What is needed> Reproduce each line exactly. Skip none.
— Begin —
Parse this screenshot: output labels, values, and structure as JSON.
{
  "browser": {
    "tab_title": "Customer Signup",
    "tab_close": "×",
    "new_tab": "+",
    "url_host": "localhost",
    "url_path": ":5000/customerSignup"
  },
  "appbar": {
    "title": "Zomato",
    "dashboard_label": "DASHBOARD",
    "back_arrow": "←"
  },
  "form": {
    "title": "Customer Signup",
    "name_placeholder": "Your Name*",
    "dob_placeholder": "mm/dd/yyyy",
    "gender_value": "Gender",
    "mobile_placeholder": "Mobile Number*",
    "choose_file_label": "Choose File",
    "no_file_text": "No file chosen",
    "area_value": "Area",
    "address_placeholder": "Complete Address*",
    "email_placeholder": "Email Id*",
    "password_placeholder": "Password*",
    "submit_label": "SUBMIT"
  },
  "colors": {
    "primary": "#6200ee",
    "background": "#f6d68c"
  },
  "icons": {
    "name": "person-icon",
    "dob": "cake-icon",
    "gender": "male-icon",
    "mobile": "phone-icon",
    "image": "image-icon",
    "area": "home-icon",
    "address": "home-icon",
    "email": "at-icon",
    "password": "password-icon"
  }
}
— End —
The output>
Parse this screenshot: output labels, values, and structure as JSON.
{
  "browser": {
    "tab_title": "Customer Signup",
    "tab_close": "×",
    "new_tab": "+",
    "url_host": "localhost",
    "url_path": ":5000/customerSignup"
  },
  "appbar": {
    "title": "Zomato",
    "dashboard_label": "DASHBOARD",
    "back_arrow": "←"
  },
  "form": {
    "title": "Customer Signup",
    "name_placeholder": "Your Name*",
    "dob_placeholder": "mm/dd/yyyy",
    "gender_value": "Gender",
    "mobile_placeholder": "Mobile Number*",
    "choose_file_label": "Choose File",
    "no_file_text": "No file chosen",
    "area_value": "Area",
    "address_placeholder": "Complete Address*",
    "email_placeholder": "Email Id*",
    "password_placeholder": "Password*",
    "submit_label": "SUBMIT"
  },
  "colors": {
    "primary": "#6200ee",
    "background": "#f6d68c"
  },
  "icons": {
    "name": "person-icon",
    "dob": "cake-icon",
    "gender": "male-icon",
    "mobile": "phone-icon",
    "image": "image-icon",
    "area": "home-icon",
    "address": "home-icon",
    "email": "at-icon",
    "password": "password-icon"
  }
}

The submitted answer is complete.